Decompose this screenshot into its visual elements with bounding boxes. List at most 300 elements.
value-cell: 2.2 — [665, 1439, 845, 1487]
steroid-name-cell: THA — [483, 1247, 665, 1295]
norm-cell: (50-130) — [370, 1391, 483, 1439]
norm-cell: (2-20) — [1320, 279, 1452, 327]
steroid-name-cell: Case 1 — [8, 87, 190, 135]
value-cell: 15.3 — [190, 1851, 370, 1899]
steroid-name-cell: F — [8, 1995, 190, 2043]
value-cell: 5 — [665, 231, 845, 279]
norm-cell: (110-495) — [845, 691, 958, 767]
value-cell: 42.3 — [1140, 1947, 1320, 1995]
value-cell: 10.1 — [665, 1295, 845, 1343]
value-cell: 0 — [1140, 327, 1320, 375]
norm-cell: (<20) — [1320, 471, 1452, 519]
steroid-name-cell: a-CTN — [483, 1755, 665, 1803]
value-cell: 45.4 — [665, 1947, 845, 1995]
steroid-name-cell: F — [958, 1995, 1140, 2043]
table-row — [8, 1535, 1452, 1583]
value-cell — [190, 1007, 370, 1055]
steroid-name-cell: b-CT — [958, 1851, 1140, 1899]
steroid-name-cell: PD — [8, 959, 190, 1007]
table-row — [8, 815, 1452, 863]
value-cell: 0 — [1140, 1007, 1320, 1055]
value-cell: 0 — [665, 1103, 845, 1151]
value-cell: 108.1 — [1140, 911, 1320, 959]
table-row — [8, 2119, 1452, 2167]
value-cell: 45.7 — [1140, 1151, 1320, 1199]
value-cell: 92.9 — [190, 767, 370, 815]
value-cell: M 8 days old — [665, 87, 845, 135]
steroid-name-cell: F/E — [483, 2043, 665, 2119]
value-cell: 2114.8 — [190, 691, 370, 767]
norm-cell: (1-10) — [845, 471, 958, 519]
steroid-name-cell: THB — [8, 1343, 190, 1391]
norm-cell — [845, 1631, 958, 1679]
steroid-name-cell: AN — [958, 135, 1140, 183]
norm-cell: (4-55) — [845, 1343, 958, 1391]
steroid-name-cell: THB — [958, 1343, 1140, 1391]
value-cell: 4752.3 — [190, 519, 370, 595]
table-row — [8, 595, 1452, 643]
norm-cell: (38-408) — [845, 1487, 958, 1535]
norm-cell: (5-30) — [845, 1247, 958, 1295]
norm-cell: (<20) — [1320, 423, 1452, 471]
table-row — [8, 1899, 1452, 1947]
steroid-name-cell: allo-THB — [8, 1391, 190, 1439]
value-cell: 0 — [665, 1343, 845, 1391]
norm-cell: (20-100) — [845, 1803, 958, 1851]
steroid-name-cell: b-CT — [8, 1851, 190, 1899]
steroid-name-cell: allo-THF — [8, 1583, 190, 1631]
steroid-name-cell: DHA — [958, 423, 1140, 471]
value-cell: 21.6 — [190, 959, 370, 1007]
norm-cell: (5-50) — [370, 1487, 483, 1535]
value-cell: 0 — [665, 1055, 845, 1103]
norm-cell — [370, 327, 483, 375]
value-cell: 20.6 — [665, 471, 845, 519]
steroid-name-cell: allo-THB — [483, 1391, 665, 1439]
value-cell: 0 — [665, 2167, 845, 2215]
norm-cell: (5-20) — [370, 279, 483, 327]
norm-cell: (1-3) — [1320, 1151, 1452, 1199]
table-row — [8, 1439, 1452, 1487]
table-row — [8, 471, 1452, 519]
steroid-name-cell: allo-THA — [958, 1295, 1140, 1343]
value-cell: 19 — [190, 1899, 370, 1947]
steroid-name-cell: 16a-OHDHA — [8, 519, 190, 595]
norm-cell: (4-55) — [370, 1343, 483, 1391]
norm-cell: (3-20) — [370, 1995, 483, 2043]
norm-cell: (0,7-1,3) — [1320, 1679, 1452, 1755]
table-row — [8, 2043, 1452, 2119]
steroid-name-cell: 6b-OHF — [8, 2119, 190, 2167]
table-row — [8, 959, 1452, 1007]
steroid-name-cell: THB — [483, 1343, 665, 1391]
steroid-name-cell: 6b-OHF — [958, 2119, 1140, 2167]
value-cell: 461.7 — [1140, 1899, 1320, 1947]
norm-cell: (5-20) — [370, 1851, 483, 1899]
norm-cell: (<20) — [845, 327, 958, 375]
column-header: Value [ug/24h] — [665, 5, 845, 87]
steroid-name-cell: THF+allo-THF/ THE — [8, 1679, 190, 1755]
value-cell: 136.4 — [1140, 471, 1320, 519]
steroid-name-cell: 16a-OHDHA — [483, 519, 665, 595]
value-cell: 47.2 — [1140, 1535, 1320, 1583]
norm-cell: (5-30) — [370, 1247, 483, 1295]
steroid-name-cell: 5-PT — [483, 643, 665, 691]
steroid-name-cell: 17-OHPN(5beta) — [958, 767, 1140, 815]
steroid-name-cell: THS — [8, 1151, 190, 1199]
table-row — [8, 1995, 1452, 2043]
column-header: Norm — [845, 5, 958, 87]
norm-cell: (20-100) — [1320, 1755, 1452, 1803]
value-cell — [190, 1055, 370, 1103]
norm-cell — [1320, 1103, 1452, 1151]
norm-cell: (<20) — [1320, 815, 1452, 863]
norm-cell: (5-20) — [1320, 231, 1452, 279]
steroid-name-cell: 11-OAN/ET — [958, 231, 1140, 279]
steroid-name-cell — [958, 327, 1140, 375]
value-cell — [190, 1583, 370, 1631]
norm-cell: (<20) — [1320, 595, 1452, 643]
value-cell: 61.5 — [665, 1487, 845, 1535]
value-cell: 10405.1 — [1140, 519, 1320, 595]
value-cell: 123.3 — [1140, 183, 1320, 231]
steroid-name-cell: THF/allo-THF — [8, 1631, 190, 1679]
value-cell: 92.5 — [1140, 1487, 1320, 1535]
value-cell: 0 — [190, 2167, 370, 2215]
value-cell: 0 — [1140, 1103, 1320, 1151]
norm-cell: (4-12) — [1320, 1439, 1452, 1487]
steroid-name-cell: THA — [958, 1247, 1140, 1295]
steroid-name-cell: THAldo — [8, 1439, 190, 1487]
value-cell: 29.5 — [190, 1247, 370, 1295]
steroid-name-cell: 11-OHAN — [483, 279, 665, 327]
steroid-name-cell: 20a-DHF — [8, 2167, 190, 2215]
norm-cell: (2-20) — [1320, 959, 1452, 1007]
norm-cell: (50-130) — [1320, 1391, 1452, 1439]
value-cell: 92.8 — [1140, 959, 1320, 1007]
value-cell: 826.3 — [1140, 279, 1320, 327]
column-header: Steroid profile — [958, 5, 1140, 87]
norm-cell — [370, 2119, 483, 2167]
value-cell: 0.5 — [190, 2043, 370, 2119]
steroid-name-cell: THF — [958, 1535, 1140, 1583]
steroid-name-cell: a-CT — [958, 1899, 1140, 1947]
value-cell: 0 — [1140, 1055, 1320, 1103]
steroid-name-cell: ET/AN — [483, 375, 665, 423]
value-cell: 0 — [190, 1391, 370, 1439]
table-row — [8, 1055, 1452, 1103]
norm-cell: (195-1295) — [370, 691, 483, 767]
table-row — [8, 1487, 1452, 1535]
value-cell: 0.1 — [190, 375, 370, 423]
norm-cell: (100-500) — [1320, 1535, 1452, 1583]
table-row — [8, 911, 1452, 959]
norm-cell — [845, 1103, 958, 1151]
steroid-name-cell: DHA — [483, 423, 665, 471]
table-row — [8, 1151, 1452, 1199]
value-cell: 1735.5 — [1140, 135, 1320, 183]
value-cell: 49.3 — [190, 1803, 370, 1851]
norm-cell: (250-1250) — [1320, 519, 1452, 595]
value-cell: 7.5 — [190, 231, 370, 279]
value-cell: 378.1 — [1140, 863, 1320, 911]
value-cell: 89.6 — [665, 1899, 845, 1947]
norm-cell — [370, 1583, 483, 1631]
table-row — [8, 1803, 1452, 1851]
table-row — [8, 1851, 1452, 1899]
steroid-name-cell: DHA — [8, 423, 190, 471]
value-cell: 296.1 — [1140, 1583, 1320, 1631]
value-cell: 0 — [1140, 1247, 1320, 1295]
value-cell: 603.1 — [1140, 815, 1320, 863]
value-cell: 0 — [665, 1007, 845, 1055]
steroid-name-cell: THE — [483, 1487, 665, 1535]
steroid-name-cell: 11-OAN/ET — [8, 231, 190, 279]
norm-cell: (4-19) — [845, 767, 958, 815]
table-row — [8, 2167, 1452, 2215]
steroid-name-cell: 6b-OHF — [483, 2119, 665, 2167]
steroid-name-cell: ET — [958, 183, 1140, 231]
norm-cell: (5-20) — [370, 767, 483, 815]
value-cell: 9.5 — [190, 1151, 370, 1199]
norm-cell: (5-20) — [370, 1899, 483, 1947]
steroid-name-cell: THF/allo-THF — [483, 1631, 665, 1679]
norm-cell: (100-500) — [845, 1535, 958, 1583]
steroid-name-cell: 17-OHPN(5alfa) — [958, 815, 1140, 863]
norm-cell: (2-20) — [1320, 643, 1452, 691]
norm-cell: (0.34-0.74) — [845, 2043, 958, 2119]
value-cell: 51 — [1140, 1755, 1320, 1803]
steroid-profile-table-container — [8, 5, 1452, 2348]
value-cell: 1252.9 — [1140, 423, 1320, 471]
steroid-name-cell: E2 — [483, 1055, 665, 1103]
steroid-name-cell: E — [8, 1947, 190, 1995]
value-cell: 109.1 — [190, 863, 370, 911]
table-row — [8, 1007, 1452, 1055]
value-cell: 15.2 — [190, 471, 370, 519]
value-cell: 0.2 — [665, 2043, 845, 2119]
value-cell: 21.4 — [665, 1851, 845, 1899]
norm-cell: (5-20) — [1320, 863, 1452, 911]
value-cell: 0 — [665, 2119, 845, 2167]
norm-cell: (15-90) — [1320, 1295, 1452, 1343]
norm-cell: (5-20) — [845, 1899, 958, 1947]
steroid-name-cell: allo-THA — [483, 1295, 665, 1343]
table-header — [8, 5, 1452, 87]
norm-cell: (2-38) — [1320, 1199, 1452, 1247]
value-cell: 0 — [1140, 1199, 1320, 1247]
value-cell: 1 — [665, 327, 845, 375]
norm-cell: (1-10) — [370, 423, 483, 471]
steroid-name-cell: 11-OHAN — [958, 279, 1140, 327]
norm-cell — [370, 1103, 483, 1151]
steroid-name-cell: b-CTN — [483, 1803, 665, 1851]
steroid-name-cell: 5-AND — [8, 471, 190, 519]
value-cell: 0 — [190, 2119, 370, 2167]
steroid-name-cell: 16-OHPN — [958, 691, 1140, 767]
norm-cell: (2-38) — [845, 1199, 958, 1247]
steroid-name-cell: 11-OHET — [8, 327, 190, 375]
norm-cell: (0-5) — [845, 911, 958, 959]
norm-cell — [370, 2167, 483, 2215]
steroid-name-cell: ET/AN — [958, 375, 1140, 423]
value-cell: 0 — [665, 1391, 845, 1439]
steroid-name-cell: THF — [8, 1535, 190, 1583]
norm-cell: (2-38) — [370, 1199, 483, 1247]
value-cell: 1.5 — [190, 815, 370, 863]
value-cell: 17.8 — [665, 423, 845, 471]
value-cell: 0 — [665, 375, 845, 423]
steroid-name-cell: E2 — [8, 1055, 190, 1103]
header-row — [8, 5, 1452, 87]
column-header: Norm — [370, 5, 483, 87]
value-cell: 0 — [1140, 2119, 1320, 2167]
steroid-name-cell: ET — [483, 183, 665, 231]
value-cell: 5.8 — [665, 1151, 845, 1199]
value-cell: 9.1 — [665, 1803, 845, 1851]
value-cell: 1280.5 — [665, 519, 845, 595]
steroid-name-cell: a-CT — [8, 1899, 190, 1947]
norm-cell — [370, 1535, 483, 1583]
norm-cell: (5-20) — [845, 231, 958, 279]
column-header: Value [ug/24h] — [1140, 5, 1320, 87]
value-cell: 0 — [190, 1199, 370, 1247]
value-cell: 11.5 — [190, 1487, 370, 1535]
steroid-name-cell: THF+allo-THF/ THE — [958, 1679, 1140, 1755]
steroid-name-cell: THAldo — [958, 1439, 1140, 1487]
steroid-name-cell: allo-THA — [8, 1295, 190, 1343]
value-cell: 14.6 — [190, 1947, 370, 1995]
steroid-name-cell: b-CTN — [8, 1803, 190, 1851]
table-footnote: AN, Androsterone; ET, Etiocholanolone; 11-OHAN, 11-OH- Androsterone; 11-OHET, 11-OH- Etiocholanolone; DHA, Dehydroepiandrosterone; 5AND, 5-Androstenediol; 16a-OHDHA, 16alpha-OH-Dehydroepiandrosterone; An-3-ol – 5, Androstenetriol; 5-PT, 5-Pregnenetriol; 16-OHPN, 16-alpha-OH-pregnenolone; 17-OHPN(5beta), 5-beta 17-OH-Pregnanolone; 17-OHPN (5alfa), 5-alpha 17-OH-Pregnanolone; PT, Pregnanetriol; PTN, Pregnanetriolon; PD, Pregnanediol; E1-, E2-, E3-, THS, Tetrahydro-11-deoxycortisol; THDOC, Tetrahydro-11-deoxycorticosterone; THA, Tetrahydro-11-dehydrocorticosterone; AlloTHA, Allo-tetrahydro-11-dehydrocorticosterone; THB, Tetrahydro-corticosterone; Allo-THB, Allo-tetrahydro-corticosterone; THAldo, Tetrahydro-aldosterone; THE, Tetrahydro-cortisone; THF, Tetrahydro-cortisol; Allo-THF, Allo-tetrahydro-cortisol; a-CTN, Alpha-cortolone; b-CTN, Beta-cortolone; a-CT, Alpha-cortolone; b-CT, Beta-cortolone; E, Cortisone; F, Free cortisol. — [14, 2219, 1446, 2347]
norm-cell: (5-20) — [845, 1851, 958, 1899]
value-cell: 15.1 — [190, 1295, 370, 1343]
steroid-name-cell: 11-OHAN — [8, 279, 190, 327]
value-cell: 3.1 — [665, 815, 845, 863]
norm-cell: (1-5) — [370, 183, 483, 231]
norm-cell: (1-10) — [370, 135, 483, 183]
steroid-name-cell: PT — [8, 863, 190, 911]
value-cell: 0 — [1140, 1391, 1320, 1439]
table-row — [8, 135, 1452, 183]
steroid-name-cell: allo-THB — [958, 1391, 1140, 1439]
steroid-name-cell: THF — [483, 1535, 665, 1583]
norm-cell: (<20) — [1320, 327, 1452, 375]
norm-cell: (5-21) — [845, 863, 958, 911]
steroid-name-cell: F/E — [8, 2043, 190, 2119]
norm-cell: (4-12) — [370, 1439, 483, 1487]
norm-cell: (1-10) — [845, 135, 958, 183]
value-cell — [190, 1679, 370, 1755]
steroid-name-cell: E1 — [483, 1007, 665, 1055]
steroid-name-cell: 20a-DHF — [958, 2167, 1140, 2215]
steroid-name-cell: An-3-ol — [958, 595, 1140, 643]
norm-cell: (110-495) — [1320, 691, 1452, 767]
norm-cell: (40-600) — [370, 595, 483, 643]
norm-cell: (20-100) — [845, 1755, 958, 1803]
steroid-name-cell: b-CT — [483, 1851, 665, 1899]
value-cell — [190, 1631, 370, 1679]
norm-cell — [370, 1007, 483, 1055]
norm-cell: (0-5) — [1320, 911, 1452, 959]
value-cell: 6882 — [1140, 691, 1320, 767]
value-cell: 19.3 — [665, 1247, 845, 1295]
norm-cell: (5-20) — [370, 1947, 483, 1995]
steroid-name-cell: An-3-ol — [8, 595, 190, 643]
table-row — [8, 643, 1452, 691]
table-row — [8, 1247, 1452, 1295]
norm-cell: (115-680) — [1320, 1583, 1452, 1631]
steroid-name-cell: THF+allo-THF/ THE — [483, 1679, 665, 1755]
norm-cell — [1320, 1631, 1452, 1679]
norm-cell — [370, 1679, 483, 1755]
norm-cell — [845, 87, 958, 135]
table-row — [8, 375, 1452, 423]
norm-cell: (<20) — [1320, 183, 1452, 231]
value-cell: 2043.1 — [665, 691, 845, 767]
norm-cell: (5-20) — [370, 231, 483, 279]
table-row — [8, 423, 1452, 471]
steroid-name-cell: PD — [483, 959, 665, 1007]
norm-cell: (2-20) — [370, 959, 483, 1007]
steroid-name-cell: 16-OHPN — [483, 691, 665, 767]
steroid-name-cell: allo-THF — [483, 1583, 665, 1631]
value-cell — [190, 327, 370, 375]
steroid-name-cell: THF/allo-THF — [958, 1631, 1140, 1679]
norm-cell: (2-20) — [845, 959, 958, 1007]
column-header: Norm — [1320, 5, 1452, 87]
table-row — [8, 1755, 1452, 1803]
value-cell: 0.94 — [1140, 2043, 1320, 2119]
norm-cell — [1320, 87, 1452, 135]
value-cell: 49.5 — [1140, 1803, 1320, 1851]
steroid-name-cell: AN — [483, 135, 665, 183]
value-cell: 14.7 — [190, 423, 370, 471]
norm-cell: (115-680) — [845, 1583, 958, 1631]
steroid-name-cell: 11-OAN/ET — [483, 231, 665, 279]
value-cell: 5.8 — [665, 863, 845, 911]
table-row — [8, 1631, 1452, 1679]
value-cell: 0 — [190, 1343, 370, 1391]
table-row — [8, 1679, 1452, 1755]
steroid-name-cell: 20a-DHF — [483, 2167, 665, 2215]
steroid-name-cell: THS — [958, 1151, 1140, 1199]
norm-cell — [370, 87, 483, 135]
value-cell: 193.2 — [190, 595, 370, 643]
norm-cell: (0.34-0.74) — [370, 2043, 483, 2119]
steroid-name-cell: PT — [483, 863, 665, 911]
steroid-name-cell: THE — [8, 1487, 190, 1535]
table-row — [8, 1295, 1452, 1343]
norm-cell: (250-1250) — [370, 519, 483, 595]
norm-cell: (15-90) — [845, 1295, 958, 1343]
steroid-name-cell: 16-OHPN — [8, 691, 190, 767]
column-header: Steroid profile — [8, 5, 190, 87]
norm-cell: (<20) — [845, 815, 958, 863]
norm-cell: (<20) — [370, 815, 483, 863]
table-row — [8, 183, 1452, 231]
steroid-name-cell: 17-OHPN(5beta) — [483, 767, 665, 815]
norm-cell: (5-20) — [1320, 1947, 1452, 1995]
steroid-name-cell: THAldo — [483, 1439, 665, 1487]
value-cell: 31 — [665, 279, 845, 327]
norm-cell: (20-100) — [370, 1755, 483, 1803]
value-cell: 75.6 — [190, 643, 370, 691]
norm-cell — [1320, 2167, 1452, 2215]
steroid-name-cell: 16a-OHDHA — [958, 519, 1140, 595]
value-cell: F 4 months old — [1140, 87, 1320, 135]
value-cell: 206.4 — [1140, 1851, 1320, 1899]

────────────────

PROBLEM DESCRIPTION: Please pull out every line of the data above, word for word, from its first line through the line that contains "value-cell: 0 — [665, 1103, 845, 1151]", including both of those lines.

RESPONSE:
Decompose this screenshot into its visual elements with bounding boxes. List at most 300 elements.
value-cell: 2.2 — [665, 1439, 845, 1487]
steroid-name-cell: THA — [483, 1247, 665, 1295]
norm-cell: (50-130) — [370, 1391, 483, 1439]
norm-cell: (2-20) — [1320, 279, 1452, 327]
steroid-name-cell: Case 1 — [8, 87, 190, 135]
value-cell: 15.3 — [190, 1851, 370, 1899]
steroid-name-cell: F — [8, 1995, 190, 2043]
value-cell: 5 — [665, 231, 845, 279]
norm-cell: (110-495) — [845, 691, 958, 767]
value-cell: 42.3 — [1140, 1947, 1320, 1995]
value-cell: 10.1 — [665, 1295, 845, 1343]
value-cell: 0 — [1140, 327, 1320, 375]
norm-cell: (<20) — [1320, 471, 1452, 519]
steroid-name-cell: a-CTN — [483, 1755, 665, 1803]
value-cell: 45.4 — [665, 1947, 845, 1995]
steroid-name-cell: F — [958, 1995, 1140, 2043]
table-row — [8, 1535, 1452, 1583]
value-cell — [190, 1007, 370, 1055]
steroid-name-cell: b-CT — [958, 1851, 1140, 1899]
steroid-name-cell: PD — [8, 959, 190, 1007]
table-row — [8, 815, 1452, 863]
value-cell: 0 — [1140, 1007, 1320, 1055]
value-cell: 0 — [665, 1103, 845, 1151]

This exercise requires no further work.